**Directions for this task:**
Examine each line of the data. Copy those that contain the string "absoluta".
⁂
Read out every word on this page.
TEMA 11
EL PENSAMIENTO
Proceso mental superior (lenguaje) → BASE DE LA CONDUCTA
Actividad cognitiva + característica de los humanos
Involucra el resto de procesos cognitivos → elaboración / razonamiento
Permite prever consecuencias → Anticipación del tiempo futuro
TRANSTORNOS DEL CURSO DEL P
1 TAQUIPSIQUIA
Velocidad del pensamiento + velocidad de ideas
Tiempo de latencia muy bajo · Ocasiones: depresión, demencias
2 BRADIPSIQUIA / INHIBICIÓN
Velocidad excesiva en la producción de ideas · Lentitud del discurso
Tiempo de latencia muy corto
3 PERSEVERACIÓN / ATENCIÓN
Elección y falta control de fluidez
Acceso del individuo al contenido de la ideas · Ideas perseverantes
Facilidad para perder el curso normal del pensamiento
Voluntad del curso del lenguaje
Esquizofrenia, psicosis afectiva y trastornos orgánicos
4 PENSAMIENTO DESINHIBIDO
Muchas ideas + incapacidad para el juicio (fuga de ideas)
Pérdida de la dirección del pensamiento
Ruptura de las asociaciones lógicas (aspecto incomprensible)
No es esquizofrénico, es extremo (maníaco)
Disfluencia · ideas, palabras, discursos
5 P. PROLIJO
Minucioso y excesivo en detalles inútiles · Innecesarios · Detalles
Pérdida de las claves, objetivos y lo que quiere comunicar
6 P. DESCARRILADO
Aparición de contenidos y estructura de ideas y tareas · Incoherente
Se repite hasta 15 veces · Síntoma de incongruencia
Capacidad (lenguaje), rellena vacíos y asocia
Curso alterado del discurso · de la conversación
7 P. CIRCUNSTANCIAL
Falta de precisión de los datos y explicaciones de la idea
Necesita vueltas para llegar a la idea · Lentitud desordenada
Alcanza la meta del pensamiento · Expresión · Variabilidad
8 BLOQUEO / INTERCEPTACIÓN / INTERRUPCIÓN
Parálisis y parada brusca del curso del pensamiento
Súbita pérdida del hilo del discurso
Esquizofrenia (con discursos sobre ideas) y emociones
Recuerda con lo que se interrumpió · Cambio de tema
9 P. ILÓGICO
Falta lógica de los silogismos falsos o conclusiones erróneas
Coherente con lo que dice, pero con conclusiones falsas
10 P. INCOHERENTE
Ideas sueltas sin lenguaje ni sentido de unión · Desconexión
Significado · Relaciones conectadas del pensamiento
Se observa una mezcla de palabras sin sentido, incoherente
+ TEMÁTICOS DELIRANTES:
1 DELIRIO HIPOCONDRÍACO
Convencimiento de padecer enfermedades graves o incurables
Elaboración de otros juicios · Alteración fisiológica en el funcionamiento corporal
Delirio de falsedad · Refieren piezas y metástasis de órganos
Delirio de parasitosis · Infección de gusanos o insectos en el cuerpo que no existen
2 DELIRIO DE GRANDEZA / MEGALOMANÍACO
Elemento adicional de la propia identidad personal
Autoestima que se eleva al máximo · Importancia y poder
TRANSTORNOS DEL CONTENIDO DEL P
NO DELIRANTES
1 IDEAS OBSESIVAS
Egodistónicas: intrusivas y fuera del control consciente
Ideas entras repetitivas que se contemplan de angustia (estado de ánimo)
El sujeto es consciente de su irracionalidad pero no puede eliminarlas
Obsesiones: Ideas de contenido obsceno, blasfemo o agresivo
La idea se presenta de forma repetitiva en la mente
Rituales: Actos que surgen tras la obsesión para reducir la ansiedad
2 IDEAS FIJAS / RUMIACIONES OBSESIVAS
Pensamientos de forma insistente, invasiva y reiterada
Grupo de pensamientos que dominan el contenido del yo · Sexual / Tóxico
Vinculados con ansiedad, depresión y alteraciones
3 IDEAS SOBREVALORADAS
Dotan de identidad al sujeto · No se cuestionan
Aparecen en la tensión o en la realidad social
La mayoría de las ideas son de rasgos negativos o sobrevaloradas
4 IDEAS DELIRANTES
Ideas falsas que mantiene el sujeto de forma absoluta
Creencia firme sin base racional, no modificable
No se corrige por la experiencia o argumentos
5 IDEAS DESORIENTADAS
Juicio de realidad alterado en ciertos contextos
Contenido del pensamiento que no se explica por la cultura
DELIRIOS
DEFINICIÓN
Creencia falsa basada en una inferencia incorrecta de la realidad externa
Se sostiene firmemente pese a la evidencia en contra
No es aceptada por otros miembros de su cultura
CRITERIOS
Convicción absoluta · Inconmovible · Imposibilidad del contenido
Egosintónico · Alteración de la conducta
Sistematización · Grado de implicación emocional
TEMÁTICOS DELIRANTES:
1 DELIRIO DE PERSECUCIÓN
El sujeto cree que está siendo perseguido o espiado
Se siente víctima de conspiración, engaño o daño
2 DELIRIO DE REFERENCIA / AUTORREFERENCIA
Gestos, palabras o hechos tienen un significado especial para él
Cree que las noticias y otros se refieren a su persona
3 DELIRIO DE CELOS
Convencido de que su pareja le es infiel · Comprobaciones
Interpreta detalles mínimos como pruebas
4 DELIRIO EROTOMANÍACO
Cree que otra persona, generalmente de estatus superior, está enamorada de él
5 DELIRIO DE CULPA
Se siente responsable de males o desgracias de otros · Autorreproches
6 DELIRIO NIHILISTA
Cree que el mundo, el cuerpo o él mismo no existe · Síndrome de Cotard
⁂
**Answer to this exercise:**
Ideas falsas que mantiene el sujeto de forma absoluta
Convicción absoluta · Inconmovible · Imposibilidad del contenido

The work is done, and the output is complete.